:: SUPPLIED DATA

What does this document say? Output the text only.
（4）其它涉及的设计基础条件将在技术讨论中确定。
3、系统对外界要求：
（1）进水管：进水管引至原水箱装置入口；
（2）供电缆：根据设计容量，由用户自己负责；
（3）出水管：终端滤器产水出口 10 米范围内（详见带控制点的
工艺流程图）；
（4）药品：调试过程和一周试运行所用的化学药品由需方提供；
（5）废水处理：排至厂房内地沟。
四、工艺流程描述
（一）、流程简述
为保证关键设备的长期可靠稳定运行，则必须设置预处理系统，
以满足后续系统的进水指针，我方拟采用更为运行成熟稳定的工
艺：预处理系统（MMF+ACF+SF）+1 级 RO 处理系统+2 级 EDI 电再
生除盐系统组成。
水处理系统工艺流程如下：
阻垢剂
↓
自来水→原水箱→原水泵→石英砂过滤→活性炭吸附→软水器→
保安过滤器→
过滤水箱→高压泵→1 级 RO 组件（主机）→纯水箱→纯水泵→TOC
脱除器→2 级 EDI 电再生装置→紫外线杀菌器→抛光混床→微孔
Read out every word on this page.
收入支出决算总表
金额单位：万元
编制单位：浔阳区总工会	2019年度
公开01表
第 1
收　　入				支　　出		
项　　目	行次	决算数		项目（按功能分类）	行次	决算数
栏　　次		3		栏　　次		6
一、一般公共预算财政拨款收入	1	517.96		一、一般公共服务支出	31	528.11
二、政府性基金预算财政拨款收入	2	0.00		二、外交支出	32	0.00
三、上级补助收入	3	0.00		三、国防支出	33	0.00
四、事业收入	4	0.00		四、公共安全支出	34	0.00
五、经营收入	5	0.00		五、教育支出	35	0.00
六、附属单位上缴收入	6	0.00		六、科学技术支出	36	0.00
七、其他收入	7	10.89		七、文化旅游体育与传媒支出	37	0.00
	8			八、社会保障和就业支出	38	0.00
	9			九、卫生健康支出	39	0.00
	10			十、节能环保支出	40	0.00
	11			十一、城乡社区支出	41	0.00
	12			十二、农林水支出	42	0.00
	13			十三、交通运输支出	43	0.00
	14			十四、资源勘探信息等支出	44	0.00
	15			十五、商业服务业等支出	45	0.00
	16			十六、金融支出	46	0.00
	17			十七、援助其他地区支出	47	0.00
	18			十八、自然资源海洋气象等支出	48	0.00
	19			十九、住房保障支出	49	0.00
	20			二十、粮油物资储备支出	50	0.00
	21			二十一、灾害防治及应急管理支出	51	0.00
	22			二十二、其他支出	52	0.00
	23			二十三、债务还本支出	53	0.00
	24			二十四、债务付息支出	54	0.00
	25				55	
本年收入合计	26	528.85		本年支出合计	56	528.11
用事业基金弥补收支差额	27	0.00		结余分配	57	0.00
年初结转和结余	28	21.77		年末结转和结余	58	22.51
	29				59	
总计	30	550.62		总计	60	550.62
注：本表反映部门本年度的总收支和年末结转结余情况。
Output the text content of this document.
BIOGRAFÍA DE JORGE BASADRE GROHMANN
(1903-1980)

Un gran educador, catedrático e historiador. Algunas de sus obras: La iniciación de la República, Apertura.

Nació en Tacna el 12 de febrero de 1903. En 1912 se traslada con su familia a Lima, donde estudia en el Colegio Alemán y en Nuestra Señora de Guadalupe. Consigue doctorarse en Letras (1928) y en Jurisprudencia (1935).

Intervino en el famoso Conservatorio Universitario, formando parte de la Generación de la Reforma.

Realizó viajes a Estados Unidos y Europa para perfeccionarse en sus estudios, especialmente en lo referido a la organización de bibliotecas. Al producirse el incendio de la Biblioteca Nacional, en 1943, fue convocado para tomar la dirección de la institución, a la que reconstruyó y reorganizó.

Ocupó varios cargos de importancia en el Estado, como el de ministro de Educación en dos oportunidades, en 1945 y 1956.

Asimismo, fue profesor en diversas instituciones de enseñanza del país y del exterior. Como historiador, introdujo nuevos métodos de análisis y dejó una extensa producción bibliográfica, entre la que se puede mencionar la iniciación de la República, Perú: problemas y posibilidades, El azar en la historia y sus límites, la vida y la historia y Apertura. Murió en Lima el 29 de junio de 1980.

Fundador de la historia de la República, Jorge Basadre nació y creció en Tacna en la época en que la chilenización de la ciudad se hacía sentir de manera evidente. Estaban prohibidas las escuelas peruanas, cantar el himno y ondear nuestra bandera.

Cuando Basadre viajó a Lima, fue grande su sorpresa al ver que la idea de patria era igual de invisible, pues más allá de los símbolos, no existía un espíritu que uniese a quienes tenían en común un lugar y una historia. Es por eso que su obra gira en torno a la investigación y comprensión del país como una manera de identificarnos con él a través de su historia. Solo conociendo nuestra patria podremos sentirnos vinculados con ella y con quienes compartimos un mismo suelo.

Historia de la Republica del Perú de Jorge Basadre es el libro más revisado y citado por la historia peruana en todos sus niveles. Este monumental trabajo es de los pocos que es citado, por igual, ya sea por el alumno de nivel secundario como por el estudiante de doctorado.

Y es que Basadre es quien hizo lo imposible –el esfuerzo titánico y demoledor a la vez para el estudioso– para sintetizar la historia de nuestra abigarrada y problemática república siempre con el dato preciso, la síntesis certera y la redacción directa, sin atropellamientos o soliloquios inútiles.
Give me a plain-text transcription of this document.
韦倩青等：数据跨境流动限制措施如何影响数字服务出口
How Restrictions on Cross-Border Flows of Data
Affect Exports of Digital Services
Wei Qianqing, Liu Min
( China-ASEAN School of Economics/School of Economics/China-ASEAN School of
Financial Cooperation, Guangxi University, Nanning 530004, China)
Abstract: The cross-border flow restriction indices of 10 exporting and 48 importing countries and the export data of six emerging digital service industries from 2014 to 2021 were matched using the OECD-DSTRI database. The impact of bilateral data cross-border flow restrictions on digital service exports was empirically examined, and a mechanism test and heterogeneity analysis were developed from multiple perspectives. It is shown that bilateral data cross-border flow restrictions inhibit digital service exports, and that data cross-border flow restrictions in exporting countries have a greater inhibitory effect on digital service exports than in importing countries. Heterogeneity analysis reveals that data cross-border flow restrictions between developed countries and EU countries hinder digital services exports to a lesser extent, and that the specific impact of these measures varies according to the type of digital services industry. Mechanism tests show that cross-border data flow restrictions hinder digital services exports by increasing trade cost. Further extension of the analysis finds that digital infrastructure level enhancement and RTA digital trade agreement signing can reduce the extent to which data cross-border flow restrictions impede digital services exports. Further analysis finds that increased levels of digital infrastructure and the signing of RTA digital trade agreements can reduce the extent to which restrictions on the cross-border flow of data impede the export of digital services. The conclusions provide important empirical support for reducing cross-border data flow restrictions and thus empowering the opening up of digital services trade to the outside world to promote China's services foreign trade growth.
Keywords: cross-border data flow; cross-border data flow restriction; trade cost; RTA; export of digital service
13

::::

— GOAL —
Output the records above in their entirety, exactly.

— EXERCISE RESPONSE —
What does this document say? Output the text only.
（4）其它涉及的设计基础条件将在技术讨论中确定。
3、系统对外界要求：
（1）进水管：进水管引至原水箱装置入口；
（2）供电缆：根据设计容量，由用户自己负责；
（3）出水管：终端滤器产水出口 10 米范围内（详见带控制点的
工艺流程图）；
（4）药品：调试过程和一周试运行所用的化学药品由需方提供；
（5）废水处理：排至厂房内地沟。
四、工艺流程描述
（一）、流程简述
为保证关键设备的长期可靠稳定运行，则必须设置预处理系统，
以满足后续系统的进水指针，我方拟采用更为运行成熟稳定的工
艺：预处理系统（MMF+ACF+SF）+1 级 RO 处理系统+2 级 EDI 电再
生除盐系统组成。
水处理系统工艺流程如下：
阻垢剂
↓
自来水→原水箱→原水泵→石英砂过滤→活性炭吸附→软水器→
保安过滤器→
过滤水箱→高压泵→1 级 RO 组件（主机）→纯水箱→纯水泵→TOC
脱除器→2 级 EDI 电再生装置→紫外线杀菌器→抛光混床→微孔
Read out every word on this page.
收入支出决算总表
金额单位：万元
编制单位：浔阳区总工会	2019年度
公开01表
第 1
收　　入				支　　出		
项　　目	行次	决算数		项目（按功能分类）	行次	决算数
栏　　次		3		栏　　次		6
一、一般公共预算财政拨款收入	1	517.96		一、一般公共服务支出	31	528.11
二、政府性基金预算财政拨款收入	2	0.00		二、外交支出	32	0.00
三、上级补助收入	3	0.00		三、国防支出	33	0.00
四、事业收入	4	0.00		四、公共安全支出	34	0.00
五、经营收入	5	0.00		五、教育支出	35	0.00
六、附属单位上缴收入	6	0.00		六、科学技术支出	36	0.00
七、其他收入	7	10.89		七、文化旅游体育与传媒支出	37	0.00
	8			八、社会保障和就业支出	38	0.00
	9			九、卫生健康支出	39	0.00
	10			十、节能环保支出	40	0.00
	11			十一、城乡社区支出	41	0.00
	12			十二、农林水支出	42	0.00
	13			十三、交通运输支出	43	0.00
	14			十四、资源勘探信息等支出	44	0.00
	15			十五、商业服务业等支出	45	0.00
	16			十六、金融支出	46	0.00
	17			十七、援助其他地区支出	47	0.00
	18			十八、自然资源海洋气象等支出	48	0.00
	19			十九、住房保障支出	49	0.00
	20			二十、粮油物资储备支出	50	0.00
	21			二十一、灾害防治及应急管理支出	51	0.00
	22			二十二、其他支出	52	0.00
	23			二十三、债务还本支出	53	0.00
	24			二十四、债务付息支出	54	0.00
	25				55	
本年收入合计	26	528.85		本年支出合计	56	528.11
用事业基金弥补收支差额	27	0.00		结余分配	57	0.00
年初结转和结余	28	21.77		年末结转和结余	58	22.51
	29				59	
总计	30	550.62		总计	60	550.62
注：本表反映部门本年度的总收支和年末结转结余情况。
Output the text content of this document.
BIOGRAFÍA DE JORGE BASADRE GROHMANN
(1903-1980)

Un gran educador, catedrático e historiador. Algunas de sus obras: La iniciación de la República, Apertura.

Nació en Tacna el 12 de febrero de 1903. En 1912 se traslada con su familia a Lima, donde estudia en el Colegio Alemán y en Nuestra Señora de Guadalupe. Consigue doctorarse en Letras (1928) y en Jurisprudencia (1935).

Intervino en el famoso Conservatorio Universitario, formando parte de la Generación de la Reforma.

Realizó viajes a Estados Unidos y Europa para perfeccionarse en sus estudios, especialmente en lo referido a la organización de bibliotecas. Al producirse el incendio de la Biblioteca Nacional, en 1943, fue convocado para tomar la dirección de la institución, a la que reconstruyó y reorganizó.

Ocupó varios cargos de importancia en el Estado, como el de ministro de Educación en dos oportunidades, en 1945 y 1956.

Asimismo, fue profesor en diversas instituciones de enseñanza del país y del exterior. Como historiador, introdujo nuevos métodos de análisis y dejó una extensa producción bibliográfica, entre la que se puede mencionar la iniciación de la República, Perú: problemas y posibilidades, El azar en la historia y sus límites, la vida y la historia y Apertura. Murió en Lima el 29 de junio de 1980.

Fundador de la historia de la República, Jorge Basadre nació y creció en Tacna en la época en que la chilenización de la ciudad se hacía sentir de manera evidente. Estaban prohibidas las escuelas peruanas, cantar el himno y ondear nuestra bandera.

Cuando Basadre viajó a Lima, fue grande su sorpresa al ver que la idea de patria era igual de invisible, pues más allá de los símbolos, no existía un espíritu que uniese a quienes tenían en común un lugar y una historia. Es por eso que su obra gira en torno a la investigación y comprensión del país como una manera de identificarnos con él a través de su historia. Solo conociendo nuestra patria podremos sentirnos vinculados con ella y con quienes compartimos un mismo suelo.

Historia de la Republica del Perú de Jorge Basadre es el libro más revisado y citado por la historia peruana en todos sus niveles. Este monumental trabajo es de los pocos que es citado, por igual, ya sea por el alumno de nivel secundario como por el estudiante de doctorado.

Y es que Basadre es quien hizo lo imposible –el esfuerzo titánico y demoledor a la vez para el estudioso– para sintetizar la historia de nuestra abigarrada y problemática república siempre con el dato preciso, la síntesis certera y la redacción directa, sin atropellamientos o soliloquios inútiles.
Give me a plain-text transcription of this document.
韦倩青等：数据跨境流动限制措施如何影响数字服务出口
How Restrictions on Cross-Border Flows of Data
Affect Exports of Digital Services
Wei Qianqing, Liu Min
( China-ASEAN School of Economics/School of Economics/China-ASEAN School of
Financial Cooperation, Guangxi University, Nanning 530004, China)
Abstract: The cross-border flow restriction indices of 10 exporting and 48 importing countries and the export data of six emerging digital service industries from 2014 to 2021 were matched using the OECD-DSTRI database. The impact of bilateral data cross-border flow restrictions on digital service exports was empirically examined, and a mechanism test and heterogeneity analysis were developed from multiple perspectives. It is shown that bilateral data cross-border flow restrictions inhibit digital service exports, and that data cross-border flow restrictions in exporting countries have a greater inhibitory effect on digital service exports than in importing countries. Heterogeneity analysis reveals that data cross-border flow restrictions between developed countries and EU countries hinder digital services exports to a lesser extent, and that the specific impact of these measures varies according to the type of digital services industry. Mechanism tests show that cross-border data flow restrictions hinder digital services exports by increasing trade cost. Further extension of the analysis finds that digital infrastructure level enhancement and RTA digital trade agreement signing can reduce the extent to which data cross-border flow restrictions impede digital services exports. Further analysis finds that increased levels of digital infrastructure and the signing of RTA digital trade agreements can reduce the extent to which restrictions on the cross-border flow of data impede the export of digital services. The conclusions provide important empirical support for reducing cross-border data flow restrictions and thus empowering the opening up of digital services trade to the outside world to promote China's services foreign trade growth.
Keywords: cross-border data flow; cross-border data flow restriction; trade cost; RTA; export of digital service
13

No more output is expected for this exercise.